Requirement A.
Answer these questions about the passage on the Pteranodontidae, one line each:
(i) Who named the family, and in what year?
(ii) In which genus did Kellner place P. sternbergi?
(iii) What name did David Unwin use for the clade containing both Pteranodon and Nyctosaurus?
Requirement B.
List every genus named in the passage on the Pteranodontidae.
Requirement C.
Carry on the passage on the Pteranodontidae from its final sentence.

[Passage to read — start]

Family of pteranodontian pterosaurs

The Pteranodontidae are a family of large pterosaurs from the Late Cretaceous of North America and possibly other continents including Europe and Africa. The family was named in 1876 by Othniel Charles Marsh. Pteranodontids had a distinctive, elongated crest jutting from the rear of the head (most famously seen in Pteranodon itself). The spectacularly-crested Nyctosaurus is sometimes included in this family, though usually placed in its own family, the Nyctosauridae (Nicholson & Lydekker, 1889).

Modern researchers differ in their use of the concept. S. Christopher Bennett and Alexander Kellner have concluded that Nyctosaurus was not a pteranodontid. In 1994 Bennett defined a clade Pteranodontidae, also including species of the Ornithocheiromorpha. However, this definition has not been accepted by other workers. Alexander Kellner, for example, named several additional species for specimens previously classified as Pteranodon, and placed P. sternbergi in a distinct genus, Geosternbergia. Kellner re-defined Pteranodontidae as the most recent common ancestor of Pteranodon longiceps, Geosternbergia sternbergi and Dawndraco kanzai, and all of its descendants. This definition is now contentious, however, as the validity of Dawndraco has been disputed. This clade possibly includes the nyctosaurids. Analyses by David Unwin did indicate a close relationship between Pteranodon and Nyctosaurus, and he used the name Pteranodontia for the clade containing both.

[Passage to read — finish]
[Dataset extract — start]

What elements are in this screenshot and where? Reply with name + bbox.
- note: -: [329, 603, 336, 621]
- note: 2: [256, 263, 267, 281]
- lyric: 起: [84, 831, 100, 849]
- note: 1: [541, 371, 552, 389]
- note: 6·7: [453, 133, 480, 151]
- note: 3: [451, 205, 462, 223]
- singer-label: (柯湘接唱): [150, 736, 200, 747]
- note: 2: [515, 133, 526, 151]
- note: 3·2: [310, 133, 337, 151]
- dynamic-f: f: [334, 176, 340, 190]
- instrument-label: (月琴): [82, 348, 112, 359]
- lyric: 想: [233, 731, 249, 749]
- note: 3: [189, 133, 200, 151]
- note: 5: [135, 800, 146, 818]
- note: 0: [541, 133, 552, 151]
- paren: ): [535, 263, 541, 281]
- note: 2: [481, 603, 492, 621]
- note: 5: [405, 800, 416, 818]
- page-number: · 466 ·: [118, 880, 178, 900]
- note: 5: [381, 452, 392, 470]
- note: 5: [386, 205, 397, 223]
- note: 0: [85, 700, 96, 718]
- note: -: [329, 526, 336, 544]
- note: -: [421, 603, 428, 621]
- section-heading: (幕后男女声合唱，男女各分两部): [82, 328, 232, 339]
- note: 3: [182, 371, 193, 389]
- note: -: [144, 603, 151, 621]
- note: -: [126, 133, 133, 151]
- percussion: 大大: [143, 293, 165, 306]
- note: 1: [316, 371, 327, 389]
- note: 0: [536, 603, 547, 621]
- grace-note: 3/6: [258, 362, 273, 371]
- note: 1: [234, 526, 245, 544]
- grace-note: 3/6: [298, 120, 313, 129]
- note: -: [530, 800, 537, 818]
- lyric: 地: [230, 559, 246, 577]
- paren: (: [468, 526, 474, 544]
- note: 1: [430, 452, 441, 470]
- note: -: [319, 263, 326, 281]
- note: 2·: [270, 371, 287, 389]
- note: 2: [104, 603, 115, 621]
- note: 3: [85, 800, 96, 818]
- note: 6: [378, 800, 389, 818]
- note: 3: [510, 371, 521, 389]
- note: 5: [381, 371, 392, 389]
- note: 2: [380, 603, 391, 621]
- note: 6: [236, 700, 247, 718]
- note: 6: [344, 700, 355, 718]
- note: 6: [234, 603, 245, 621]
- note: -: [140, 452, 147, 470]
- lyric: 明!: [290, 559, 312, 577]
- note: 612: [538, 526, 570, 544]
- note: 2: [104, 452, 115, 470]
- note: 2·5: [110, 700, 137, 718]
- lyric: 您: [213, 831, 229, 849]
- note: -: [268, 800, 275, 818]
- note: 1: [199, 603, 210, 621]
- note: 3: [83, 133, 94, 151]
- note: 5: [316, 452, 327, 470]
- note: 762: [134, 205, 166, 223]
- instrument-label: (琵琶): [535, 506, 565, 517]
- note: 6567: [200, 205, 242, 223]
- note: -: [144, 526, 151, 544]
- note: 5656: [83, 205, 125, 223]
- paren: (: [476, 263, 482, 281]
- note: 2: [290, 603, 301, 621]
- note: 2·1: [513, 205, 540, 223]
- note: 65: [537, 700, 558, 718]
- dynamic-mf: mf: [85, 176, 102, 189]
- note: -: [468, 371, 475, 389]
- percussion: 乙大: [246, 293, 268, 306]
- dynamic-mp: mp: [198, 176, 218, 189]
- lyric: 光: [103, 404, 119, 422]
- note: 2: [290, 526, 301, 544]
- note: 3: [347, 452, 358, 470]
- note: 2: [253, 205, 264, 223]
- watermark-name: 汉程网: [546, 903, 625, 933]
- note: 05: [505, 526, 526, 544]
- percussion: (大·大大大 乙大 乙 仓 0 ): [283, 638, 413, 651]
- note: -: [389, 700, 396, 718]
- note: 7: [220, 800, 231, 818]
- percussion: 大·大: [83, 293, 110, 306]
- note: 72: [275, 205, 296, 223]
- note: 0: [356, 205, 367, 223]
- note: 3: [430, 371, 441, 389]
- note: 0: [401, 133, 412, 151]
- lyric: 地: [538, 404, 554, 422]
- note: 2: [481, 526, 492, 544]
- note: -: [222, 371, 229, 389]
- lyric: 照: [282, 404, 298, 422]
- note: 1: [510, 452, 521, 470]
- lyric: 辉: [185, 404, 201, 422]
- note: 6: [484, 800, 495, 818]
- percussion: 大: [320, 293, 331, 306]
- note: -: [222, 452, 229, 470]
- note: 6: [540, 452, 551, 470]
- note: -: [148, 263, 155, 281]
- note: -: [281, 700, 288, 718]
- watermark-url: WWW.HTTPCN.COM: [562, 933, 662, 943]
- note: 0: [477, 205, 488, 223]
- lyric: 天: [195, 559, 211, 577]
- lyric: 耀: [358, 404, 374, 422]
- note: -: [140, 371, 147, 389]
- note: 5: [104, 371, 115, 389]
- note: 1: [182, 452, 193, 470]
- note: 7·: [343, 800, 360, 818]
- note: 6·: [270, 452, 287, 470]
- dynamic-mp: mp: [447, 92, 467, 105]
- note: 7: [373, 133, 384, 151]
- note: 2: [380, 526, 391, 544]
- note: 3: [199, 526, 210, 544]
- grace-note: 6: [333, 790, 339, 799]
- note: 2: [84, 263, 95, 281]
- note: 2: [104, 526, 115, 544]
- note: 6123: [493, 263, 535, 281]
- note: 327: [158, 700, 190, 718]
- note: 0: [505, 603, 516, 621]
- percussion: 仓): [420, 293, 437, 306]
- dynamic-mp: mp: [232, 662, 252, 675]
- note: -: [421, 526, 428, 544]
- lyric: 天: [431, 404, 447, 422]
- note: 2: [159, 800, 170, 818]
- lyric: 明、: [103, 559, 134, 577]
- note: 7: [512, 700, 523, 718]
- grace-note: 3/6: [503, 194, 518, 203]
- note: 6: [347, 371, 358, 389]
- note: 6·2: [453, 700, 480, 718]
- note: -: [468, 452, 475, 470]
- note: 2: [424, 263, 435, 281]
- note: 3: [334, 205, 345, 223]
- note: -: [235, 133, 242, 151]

[Dataset extract — finish]

Output A.
(i) Othniel Charles Marsh, in 1876
(ii) Geosternbergia
(iii) Pteranodontia

Output B.
Pteranodon, Nyctosaurus, Geosternbergia, Dawndraco

Output C.
Pteranodontids are primarily known from the Coniacian to Campanian stages of the Cretaceous in North America and Japan. However, potential Maastrichtian remains have been identified from several other locations, being actually rather common in the Maastrichtian of the Tethys Sea. Beginning in 2016, Nicholas Longrich, David Martill, and Brian Andres presented evidence of several nyctosaurid and pteranodontid species from the latest Maastrichtian age of north Africa, suggesting that both lineages went through an evolutionary radiation in the Tethys region shortly before the K–Pg extinction event. Additionally, later phylogenetic studies imply that they represent a ghost lineage dating much earlier in the Cretaceous. Volgadraco, previously assumed to be an azhdarchid, has also since been relocated to pteranodontidae.